→ Data for the task:

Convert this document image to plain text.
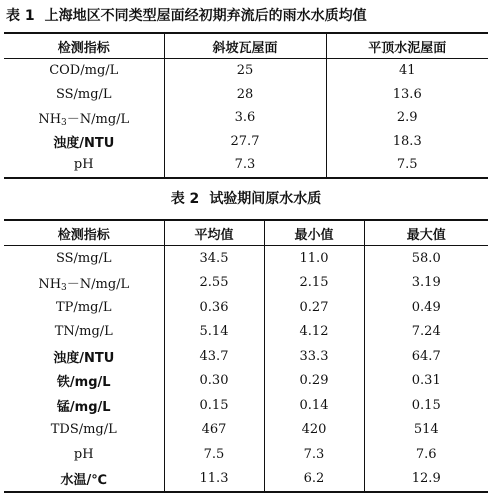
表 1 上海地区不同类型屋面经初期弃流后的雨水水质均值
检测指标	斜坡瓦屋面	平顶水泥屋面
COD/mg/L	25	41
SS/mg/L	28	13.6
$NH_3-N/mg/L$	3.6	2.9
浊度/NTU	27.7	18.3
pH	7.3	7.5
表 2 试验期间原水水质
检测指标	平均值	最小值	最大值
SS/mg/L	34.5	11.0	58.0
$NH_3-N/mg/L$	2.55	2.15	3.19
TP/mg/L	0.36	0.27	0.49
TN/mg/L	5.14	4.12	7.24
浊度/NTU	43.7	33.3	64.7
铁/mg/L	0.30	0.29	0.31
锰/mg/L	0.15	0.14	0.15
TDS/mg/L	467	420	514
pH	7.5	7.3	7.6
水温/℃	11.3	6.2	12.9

→ Instructions to follow: Repeat each entry exactly. Pictures do not belong in the copy.

→ Solution:
Convert this document image to plain text.
表 1 上海地区不同类型屋面经初期弃流后的雨水水质均值
检测指标	斜坡瓦屋面	平顶水泥屋面
COD/mg/L	25	41
SS/mg/L	28	13.6
$NH_3-N/mg/L$	3.6	2.9
浊度/NTU	27.7	18.3
pH	7.3	7.5
表 2 试验期间原水水质
检测指标	平均值	最小值	最大值
SS/mg/L	34.5	11.0	58.0
$NH_3-N/mg/L$	2.55	2.15	3.19
TP/mg/L	0.36	0.27	0.49
TN/mg/L	5.14	4.12	7.24
浊度/NTU	43.7	33.3	64.7
铁/mg/L	0.30	0.29	0.31
锰/mg/L	0.15	0.14	0.15
TDS/mg/L	467	420	514
pH	7.5	7.3	7.6
水温/℃	11.3	6.2	12.9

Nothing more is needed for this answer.